**WRITTEN EXERCISE**. Could you write out every entry exactly as it stands?

**GIVEN ENTRIES**.
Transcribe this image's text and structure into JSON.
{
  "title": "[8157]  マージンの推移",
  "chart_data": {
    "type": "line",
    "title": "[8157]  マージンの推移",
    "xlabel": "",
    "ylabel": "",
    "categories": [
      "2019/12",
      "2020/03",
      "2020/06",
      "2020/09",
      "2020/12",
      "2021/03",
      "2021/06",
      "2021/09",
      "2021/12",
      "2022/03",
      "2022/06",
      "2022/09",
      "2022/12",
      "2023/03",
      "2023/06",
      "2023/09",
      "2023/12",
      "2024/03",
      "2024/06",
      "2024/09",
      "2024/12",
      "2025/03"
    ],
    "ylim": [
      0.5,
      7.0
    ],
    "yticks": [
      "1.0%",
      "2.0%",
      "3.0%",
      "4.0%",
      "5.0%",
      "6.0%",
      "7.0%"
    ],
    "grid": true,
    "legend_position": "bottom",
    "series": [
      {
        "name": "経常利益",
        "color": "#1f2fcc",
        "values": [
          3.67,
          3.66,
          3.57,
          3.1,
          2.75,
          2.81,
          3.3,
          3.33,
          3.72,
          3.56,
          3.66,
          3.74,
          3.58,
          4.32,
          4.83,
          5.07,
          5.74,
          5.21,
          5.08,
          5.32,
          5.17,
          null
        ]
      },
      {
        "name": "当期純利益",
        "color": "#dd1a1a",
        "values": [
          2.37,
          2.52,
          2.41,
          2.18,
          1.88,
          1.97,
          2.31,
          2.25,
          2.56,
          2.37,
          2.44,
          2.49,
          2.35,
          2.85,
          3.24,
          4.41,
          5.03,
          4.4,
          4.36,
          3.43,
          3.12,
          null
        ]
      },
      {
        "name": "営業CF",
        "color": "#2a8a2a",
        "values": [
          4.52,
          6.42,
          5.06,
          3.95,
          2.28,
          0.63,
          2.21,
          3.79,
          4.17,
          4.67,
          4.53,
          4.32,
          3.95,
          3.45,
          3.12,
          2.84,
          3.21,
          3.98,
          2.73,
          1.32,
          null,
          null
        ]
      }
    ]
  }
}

**EXERCISE RESPONSE**.
Transcribe this image's text and structure into JSON.
{
  "title": "[8157]  マージンの推移",
  "chart_data": {
    "type": "line",
    "title": "[8157]  マージンの推移",
    "xlabel": "",
    "ylabel": "",
    "categories": [
      "2019/12",
      "2020/03",
      "2020/06",
      "2020/09",
      "2020/12",
      "2021/03",
      "2021/06",
      "2021/09",
      "2021/12",
      "2022/03",
      "2022/06",
      "2022/09",
      "2022/12",
      "2023/03",
      "2023/06",
      "2023/09",
      "2023/12",
      "2024/03",
      "2024/06",
      "2024/09",
      "2024/12",
      "2025/03"
    ],
    "ylim": [
      0.5,
      7.0
    ],
    "yticks": [
      "1.0%",
      "2.0%",
      "3.0%",
      "4.0%",
      "5.0%",
      "6.0%",
      "7.0%"
    ],
    "grid": true,
    "legend_position": "bottom",
    "series": [
      {
        "name": "経常利益",
        "color": "#1f2fcc",
        "values": [
          3.67,
          3.66,
          3.57,
          3.1,
          2.75,
          2.81,
          3.3,
          3.33,
          3.72,
          3.56,
          3.66,
          3.74,
          3.58,
          4.32,
          4.83,
          5.07,
          5.74,
          5.21,
          5.08,
          5.32,
          5.17,
          null
        ]
      },
      {
        "name": "当期純利益",
        "color": "#dd1a1a",
        "values": [
          2.37,
          2.52,
          2.41,
          2.18,
          1.88,
          1.97,
          2.31,
          2.25,
          2.56,
          2.37,
          2.44,
          2.49,
          2.35,
          2.85,
          3.24,
          4.41,
          5.03,
          4.4,
          4.36,
          3.43,
          3.12,
          null
        ]
      },
      {
        "name": "営業CF",
        "color": "#2a8a2a",
        "values": [
          4.52,
          6.42,
          5.06,
          3.95,
          2.28,
          0.63,
          2.21,
          3.79,
          4.17,
          4.67,
          4.53,
          4.32,
          3.95,
          3.45,
          3.12,
          2.84,
          3.21,
          3.98,
          2.73,
          1.32,
          null,
          null
        ]
      }
    ]
  }
}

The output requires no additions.